(Records from a data source)
————

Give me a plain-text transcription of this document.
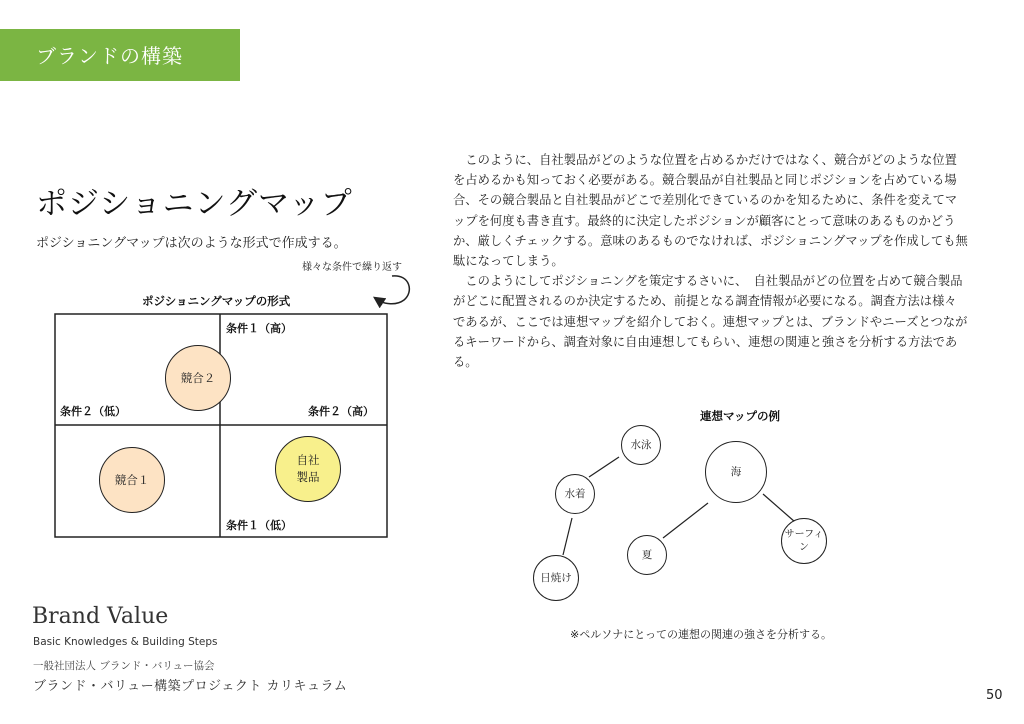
ブランドの構築
ポジショニングマップ
ポジショニングマップは次のような形式で作成する。
様々な条件で繰り返す
ポジショニングマップの形式
条件１（高）
条件１（低）
条件２（低）	条件２（高）
競合２
競合１
自社
製品

このように、自社製品がどのような位置を占めるかだけではなく、競合がどのような位置を占めるかも知っておく必要がある。競合製品が自社製品と同じポジションを占めている場合、その競合製品と自社製品がどこで差別化できているのかを知るために、条件を変えてマップを何度も書き直す。最終的に決定したポジションが顧客にとって意味のあるものかどうか、厳しくチェックする。意味のあるものでなければ、ポジショニングマップを作成しても無駄になってしまう。

このようにしてポジショニングを策定するさいに、　自社製品がどの位置を占めて競合製品がどこに配置されるのか決定するため、前提となる調査情報が必要になる。調査方法は様々であるが、ここでは連想マップを紹介しておく。連想マップとは、ブランドやニーズとつながるキーワードから、調査対象に自由連想してもらい、連想の関連と強さを分析する方法である。

連想マップの例
水泳
水着
海
夏
日焼け
サーフィ
ン
※ペルソナにとっての連想の関連の強さを分析する。
Brand Value
Basic Knowledges & Building Steps
一般社団法人 ブランド・バリュー協会
ブランド・バリュー構築プロジェクト カリキュラム
50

————

● EXERCISE DESCRIPTION
Every record above should be written out again exactly; the pictures stay out of the copy.

● FINAL ANSWER
Give me a plain-text transcription of this document.
ブランドの構築
ポジショニングマップ
ポジショニングマップは次のような形式で作成する。
様々な条件で繰り返す
ポジショニングマップの形式
条件１（高）
条件１（低）
条件２（低）	条件２（高）
競合２
競合１
自社
製品

このように、自社製品がどのような位置を占めるかだけではなく、競合がどのような位置を占めるかも知っておく必要がある。競合製品が自社製品と同じポジションを占めている場合、その競合製品と自社製品がどこで差別化できているのかを知るために、条件を変えてマップを何度も書き直す。最終的に決定したポジションが顧客にとって意味のあるものかどうか、厳しくチェックする。意味のあるものでなければ、ポジショニングマップを作成しても無駄になってしまう。

このようにしてポジショニングを策定するさいに、　自社製品がどの位置を占めて競合製品がどこに配置されるのか決定するため、前提となる調査情報が必要になる。調査方法は様々であるが、ここでは連想マップを紹介しておく。連想マップとは、ブランドやニーズとつながるキーワードから、調査対象に自由連想してもらい、連想の関連と強さを分析する方法である。

連想マップの例
水泳
水着
海
夏
日焼け
サーフィ
ン
※ペルソナにとっての連想の関連の強さを分析する。
Brand Value
Basic Knowledges & Building Steps
一般社団法人 ブランド・バリュー協会
ブランド・バリュー構築プロジェクト カリキュラム
50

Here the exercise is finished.